Document layout analysis data
—————
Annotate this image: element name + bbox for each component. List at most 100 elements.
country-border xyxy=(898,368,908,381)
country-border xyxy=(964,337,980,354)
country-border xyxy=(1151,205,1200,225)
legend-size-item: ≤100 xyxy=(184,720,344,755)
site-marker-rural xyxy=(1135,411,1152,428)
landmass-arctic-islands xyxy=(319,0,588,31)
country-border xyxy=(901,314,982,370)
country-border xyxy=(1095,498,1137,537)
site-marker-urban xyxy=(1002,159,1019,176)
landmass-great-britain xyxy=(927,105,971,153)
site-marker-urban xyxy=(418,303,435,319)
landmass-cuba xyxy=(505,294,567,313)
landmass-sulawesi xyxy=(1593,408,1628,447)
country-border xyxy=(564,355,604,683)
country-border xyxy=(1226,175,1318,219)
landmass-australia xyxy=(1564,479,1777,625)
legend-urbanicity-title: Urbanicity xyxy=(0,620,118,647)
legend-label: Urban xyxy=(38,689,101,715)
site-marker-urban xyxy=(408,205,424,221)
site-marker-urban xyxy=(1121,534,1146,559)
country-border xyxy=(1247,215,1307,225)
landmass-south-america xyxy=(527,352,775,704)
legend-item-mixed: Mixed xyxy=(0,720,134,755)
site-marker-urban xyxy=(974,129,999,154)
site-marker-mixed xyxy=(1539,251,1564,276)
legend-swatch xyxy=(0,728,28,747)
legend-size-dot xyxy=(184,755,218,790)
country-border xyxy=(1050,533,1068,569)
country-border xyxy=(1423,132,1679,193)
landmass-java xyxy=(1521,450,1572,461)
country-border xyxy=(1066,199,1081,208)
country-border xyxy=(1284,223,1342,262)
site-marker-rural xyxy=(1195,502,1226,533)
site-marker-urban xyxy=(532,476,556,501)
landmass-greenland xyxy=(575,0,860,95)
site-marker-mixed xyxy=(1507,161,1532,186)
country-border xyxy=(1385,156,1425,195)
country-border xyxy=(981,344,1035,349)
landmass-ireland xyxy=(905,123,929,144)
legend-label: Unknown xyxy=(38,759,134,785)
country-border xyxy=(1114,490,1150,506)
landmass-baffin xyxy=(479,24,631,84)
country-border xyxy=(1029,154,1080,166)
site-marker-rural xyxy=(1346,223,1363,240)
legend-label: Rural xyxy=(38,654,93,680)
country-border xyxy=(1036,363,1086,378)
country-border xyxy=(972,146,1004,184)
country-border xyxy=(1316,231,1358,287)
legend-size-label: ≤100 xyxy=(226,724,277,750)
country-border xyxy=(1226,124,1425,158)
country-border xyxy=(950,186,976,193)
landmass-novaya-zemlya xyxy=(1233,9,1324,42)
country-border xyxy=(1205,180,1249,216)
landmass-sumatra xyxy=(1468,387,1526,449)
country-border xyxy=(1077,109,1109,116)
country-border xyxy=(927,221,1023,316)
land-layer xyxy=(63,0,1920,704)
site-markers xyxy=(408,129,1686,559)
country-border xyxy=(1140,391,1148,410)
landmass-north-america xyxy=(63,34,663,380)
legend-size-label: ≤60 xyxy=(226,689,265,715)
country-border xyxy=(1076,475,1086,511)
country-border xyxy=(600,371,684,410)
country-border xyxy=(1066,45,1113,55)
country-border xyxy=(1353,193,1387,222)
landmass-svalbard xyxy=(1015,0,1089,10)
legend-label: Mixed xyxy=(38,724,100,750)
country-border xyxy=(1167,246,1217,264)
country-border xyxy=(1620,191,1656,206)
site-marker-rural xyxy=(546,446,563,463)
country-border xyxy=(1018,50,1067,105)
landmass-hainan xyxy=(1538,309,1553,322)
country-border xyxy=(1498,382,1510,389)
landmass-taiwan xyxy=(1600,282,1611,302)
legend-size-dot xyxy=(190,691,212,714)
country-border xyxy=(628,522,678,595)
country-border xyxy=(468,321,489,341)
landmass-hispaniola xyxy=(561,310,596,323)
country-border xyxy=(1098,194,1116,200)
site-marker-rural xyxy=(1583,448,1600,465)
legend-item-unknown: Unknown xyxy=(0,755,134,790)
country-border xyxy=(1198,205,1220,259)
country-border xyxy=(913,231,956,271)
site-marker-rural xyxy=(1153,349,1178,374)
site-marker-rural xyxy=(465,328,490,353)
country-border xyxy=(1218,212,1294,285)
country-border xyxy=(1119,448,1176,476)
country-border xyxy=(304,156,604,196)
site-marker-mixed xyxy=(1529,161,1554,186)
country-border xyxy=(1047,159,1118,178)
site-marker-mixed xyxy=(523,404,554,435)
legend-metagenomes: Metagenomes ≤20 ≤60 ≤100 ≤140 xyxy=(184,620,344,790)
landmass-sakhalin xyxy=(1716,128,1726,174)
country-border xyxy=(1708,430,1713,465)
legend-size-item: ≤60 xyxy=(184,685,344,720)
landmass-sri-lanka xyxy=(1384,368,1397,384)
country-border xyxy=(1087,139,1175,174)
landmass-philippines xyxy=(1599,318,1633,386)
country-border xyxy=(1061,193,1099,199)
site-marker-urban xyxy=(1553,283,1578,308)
—————
» Exercise prompt
Copy every line from the records that holds the string "america".

» Result of this task
landmass-south-america xyxy=(527,352,775,704)
landmass-north-america xyxy=(63,34,663,380)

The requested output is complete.